[Stated task] Pick out every line of the entries below where "exponent" occurs, and copy those lines.

[Dataset excerpts]

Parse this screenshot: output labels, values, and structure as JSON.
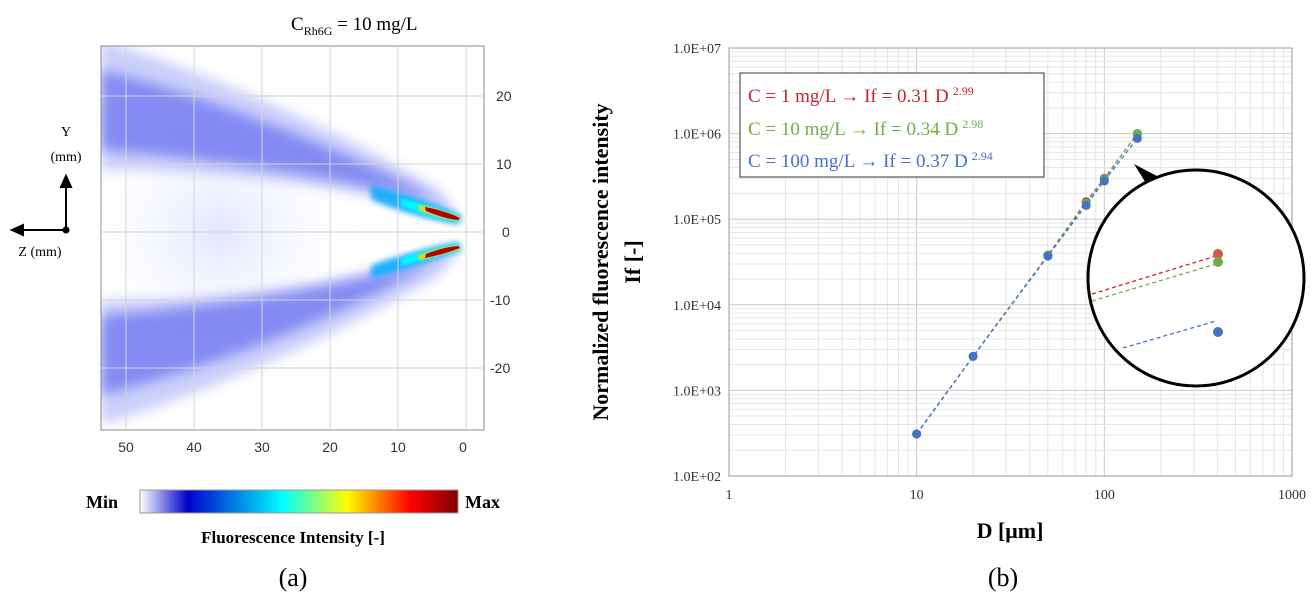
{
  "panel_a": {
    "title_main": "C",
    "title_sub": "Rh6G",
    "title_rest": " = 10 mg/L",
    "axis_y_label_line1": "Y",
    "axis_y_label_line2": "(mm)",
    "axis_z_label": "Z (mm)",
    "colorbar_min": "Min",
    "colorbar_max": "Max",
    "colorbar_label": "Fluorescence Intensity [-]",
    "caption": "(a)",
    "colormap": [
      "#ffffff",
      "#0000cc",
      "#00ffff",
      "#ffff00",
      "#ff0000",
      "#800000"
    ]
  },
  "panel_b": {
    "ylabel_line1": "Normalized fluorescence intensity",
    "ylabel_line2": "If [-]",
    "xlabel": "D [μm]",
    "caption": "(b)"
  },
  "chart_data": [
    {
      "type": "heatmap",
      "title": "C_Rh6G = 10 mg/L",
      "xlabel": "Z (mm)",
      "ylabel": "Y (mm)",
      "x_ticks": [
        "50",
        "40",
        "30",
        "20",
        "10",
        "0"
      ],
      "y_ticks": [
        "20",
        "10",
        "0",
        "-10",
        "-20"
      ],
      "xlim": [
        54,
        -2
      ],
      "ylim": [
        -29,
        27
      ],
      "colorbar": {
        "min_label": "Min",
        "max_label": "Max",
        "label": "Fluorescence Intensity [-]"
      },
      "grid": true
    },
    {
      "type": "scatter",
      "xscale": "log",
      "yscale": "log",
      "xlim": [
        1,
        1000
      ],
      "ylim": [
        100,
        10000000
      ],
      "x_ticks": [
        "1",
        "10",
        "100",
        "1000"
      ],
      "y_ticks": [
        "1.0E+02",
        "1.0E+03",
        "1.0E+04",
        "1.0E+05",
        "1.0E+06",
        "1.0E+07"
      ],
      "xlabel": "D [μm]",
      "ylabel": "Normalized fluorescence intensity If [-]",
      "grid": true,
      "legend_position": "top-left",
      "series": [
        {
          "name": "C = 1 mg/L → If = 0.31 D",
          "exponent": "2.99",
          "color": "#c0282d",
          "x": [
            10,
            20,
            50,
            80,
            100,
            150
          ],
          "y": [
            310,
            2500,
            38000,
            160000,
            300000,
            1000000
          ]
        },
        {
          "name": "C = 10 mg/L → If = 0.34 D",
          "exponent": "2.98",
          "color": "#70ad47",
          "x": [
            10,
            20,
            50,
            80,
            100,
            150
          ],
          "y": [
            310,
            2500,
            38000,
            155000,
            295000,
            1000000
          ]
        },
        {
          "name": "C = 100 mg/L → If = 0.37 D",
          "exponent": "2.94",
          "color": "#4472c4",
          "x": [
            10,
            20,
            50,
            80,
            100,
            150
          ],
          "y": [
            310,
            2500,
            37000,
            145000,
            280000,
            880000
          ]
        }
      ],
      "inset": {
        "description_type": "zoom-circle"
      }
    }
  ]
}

[Written answer]
          "exponent": "2.99",
          "exponent": "2.98",
          "exponent": "2.94",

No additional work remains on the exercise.